• _PROBLEM DESCRIPTION_
Each line below is to be written out in full, exactly as shown.

Lines of data
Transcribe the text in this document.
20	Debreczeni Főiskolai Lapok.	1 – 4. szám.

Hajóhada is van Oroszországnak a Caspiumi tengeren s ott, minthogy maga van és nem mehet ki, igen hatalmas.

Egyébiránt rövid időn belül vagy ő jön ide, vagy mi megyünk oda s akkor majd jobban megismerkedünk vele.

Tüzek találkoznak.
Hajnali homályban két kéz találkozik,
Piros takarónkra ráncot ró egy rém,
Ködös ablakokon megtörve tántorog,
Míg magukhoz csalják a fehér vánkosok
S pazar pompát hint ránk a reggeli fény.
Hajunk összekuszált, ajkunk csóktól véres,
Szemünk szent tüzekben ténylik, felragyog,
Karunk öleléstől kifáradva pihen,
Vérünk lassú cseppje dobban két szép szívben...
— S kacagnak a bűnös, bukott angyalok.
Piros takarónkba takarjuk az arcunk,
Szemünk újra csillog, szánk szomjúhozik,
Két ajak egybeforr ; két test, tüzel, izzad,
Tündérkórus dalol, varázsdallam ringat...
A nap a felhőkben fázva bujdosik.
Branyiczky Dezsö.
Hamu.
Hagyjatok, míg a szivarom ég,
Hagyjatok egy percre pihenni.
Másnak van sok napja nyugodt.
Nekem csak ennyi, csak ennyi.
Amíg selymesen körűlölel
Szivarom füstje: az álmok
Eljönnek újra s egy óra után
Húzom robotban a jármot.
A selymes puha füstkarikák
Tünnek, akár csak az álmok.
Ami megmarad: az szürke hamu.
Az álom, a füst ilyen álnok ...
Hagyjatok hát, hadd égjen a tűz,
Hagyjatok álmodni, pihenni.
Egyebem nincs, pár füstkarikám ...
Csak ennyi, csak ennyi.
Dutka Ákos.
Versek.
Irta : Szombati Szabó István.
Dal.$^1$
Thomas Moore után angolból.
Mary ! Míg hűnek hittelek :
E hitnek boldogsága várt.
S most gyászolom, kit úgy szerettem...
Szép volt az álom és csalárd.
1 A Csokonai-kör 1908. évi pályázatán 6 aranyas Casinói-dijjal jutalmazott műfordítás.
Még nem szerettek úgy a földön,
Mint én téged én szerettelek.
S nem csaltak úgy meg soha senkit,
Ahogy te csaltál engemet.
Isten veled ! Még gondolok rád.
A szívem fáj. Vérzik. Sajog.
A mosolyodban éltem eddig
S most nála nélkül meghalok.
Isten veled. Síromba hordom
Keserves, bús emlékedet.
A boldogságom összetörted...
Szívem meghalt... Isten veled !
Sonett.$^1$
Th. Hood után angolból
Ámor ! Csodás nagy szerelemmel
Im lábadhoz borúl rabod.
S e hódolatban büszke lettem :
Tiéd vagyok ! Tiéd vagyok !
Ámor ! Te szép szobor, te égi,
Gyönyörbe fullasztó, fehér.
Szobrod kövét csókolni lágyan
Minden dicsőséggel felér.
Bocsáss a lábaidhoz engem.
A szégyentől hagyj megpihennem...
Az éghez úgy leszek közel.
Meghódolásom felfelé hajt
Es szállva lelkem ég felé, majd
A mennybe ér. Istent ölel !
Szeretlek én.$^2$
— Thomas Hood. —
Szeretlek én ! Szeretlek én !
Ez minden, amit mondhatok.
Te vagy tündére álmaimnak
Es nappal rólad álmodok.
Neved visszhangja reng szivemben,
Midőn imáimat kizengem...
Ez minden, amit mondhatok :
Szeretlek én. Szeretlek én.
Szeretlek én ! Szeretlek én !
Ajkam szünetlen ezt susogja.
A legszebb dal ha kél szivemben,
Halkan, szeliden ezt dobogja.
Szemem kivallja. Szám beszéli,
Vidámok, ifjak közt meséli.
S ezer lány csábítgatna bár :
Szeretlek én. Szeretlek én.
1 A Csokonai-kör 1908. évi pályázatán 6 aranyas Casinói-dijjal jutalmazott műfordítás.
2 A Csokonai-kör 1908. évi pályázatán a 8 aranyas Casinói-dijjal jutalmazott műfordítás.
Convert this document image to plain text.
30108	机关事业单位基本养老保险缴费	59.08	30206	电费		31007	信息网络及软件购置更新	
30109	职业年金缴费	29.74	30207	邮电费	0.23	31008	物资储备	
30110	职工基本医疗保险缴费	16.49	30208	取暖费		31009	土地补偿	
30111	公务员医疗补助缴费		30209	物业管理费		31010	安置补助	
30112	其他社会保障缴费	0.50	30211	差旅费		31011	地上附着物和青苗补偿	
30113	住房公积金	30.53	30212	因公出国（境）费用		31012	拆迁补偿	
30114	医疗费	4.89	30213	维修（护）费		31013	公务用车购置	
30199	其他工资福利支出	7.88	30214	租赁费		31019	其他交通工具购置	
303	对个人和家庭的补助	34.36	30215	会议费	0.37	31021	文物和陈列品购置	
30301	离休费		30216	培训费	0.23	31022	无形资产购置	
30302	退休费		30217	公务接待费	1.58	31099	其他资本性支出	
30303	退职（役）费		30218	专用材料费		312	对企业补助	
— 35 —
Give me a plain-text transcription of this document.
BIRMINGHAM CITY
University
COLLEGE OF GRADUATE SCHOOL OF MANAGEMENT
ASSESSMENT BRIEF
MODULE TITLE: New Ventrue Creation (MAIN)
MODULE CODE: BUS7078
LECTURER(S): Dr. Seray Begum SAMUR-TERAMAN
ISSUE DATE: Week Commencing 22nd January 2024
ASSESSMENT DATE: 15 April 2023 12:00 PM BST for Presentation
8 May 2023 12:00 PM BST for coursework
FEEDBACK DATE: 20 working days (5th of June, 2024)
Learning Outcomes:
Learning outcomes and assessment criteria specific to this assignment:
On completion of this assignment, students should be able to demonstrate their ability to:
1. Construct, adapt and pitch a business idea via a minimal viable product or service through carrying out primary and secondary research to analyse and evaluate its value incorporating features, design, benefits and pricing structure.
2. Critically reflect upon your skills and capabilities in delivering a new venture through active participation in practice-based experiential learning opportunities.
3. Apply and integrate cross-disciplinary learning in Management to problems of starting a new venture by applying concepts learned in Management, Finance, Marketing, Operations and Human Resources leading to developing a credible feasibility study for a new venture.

• _FINISHED ANSWER_
Transcribe the text in this document.
20	Debreczeni Főiskolai Lapok.	1 – 4. szám.

Hajóhada is van Oroszországnak a Caspiumi tengeren s ott, minthogy maga van és nem mehet ki, igen hatalmas.

Egyébiránt rövid időn belül vagy ő jön ide, vagy mi megyünk oda s akkor majd jobban megismerkedünk vele.

Tüzek találkoznak.
Hajnali homályban két kéz találkozik,
Piros takarónkra ráncot ró egy rém,
Ködös ablakokon megtörve tántorog,
Míg magukhoz csalják a fehér vánkosok
S pazar pompát hint ránk a reggeli fény.
Hajunk összekuszált, ajkunk csóktól véres,
Szemünk szent tüzekben ténylik, felragyog,
Karunk öleléstől kifáradva pihen,
Vérünk lassú cseppje dobban két szép szívben...
— S kacagnak a bűnös, bukott angyalok.
Piros takarónkba takarjuk az arcunk,
Szemünk újra csillog, szánk szomjúhozik,
Két ajak egybeforr ; két test, tüzel, izzad,
Tündérkórus dalol, varázsdallam ringat...
A nap a felhőkben fázva bujdosik.
Branyiczky Dezsö.
Hamu.
Hagyjatok, míg a szivarom ég,
Hagyjatok egy percre pihenni.
Másnak van sok napja nyugodt.
Nekem csak ennyi, csak ennyi.
Amíg selymesen körűlölel
Szivarom füstje: az álmok
Eljönnek újra s egy óra után
Húzom robotban a jármot.
A selymes puha füstkarikák
Tünnek, akár csak az álmok.
Ami megmarad: az szürke hamu.
Az álom, a füst ilyen álnok ...
Hagyjatok hát, hadd égjen a tűz,
Hagyjatok álmodni, pihenni.
Egyebem nincs, pár füstkarikám ...
Csak ennyi, csak ennyi.
Dutka Ákos.
Versek.
Irta : Szombati Szabó István.
Dal.$^1$
Thomas Moore után angolból.
Mary ! Míg hűnek hittelek :
E hitnek boldogsága várt.
S most gyászolom, kit úgy szerettem...
Szép volt az álom és csalárd.
1 A Csokonai-kör 1908. évi pályázatán 6 aranyas Casinói-dijjal jutalmazott műfordítás.
Még nem szerettek úgy a földön,
Mint én téged én szerettelek.
S nem csaltak úgy meg soha senkit,
Ahogy te csaltál engemet.
Isten veled ! Még gondolok rád.
A szívem fáj. Vérzik. Sajog.
A mosolyodban éltem eddig
S most nála nélkül meghalok.
Isten veled. Síromba hordom
Keserves, bús emlékedet.
A boldogságom összetörted...
Szívem meghalt... Isten veled !
Sonett.$^1$
Th. Hood után angolból
Ámor ! Csodás nagy szerelemmel
Im lábadhoz borúl rabod.
S e hódolatban büszke lettem :
Tiéd vagyok ! Tiéd vagyok !
Ámor ! Te szép szobor, te égi,
Gyönyörbe fullasztó, fehér.
Szobrod kövét csókolni lágyan
Minden dicsőséggel felér.
Bocsáss a lábaidhoz engem.
A szégyentől hagyj megpihennem...
Az éghez úgy leszek közel.
Meghódolásom felfelé hajt
Es szállva lelkem ég felé, majd
A mennybe ér. Istent ölel !
Szeretlek én.$^2$
— Thomas Hood. —
Szeretlek én ! Szeretlek én !
Ez minden, amit mondhatok.
Te vagy tündére álmaimnak
Es nappal rólad álmodok.
Neved visszhangja reng szivemben,
Midőn imáimat kizengem...
Ez minden, amit mondhatok :
Szeretlek én. Szeretlek én.
Szeretlek én ! Szeretlek én !
Ajkam szünetlen ezt susogja.
A legszebb dal ha kél szivemben,
Halkan, szeliden ezt dobogja.
Szemem kivallja. Szám beszéli,
Vidámok, ifjak közt meséli.
S ezer lány csábítgatna bár :
Szeretlek én. Szeretlek én.
1 A Csokonai-kör 1908. évi pályázatán 6 aranyas Casinói-dijjal jutalmazott műfordítás.
2 A Csokonai-kör 1908. évi pályázatán a 8 aranyas Casinói-dijjal jutalmazott műfordítás.
Convert this document image to plain text.
30108	机关事业单位基本养老保险缴费	59.08	30206	电费		31007	信息网络及软件购置更新	
30109	职业年金缴费	29.74	30207	邮电费	0.23	31008	物资储备	
30110	职工基本医疗保险缴费	16.49	30208	取暖费		31009	土地补偿	
30111	公务员医疗补助缴费		30209	物业管理费		31010	安置补助	
30112	其他社会保障缴费	0.50	30211	差旅费		31011	地上附着物和青苗补偿	
30113	住房公积金	30.53	30212	因公出国（境）费用		31012	拆迁补偿	
30114	医疗费	4.89	30213	维修（护）费		31013	公务用车购置	
30199	其他工资福利支出	7.88	30214	租赁费		31019	其他交通工具购置	
303	对个人和家庭的补助	34.36	30215	会议费	0.37	31021	文物和陈列品购置	
30301	离休费		30216	培训费	0.23	31022	无形资产购置	
30302	退休费		30217	公务接待费	1.58	31099	其他资本性支出	
30303	退职（役）费		30218	专用材料费		312	对企业补助	
— 35 —
Give me a plain-text transcription of this document.
BIRMINGHAM CITY
University
COLLEGE OF GRADUATE SCHOOL OF MANAGEMENT
ASSESSMENT BRIEF
MODULE TITLE: New Ventrue Creation (MAIN)
MODULE CODE: BUS7078
LECTURER(S): Dr. Seray Begum SAMUR-TERAMAN
ISSUE DATE: Week Commencing 22nd January 2024
ASSESSMENT DATE: 15 April 2023 12:00 PM BST for Presentation
8 May 2023 12:00 PM BST for coursework
FEEDBACK DATE: 20 working days (5th of June, 2024)
Learning Outcomes:
Learning outcomes and assessment criteria specific to this assignment:
On completion of this assignment, students should be able to demonstrate their ability to:
1. Construct, adapt and pitch a business idea via a minimal viable product or service through carrying out primary and secondary research to analyse and evaluate its value incorporating features, design, benefits and pricing structure.
2. Critically reflect upon your skills and capabilities in delivering a new venture through active participation in practice-based experiential learning opportunities.
3. Apply and integrate cross-disciplinary learning in Management to problems of starting a new venture by applying concepts learned in Management, Finance, Marketing, Operations and Human Resources leading to developing a credible feasibility study for a new venture.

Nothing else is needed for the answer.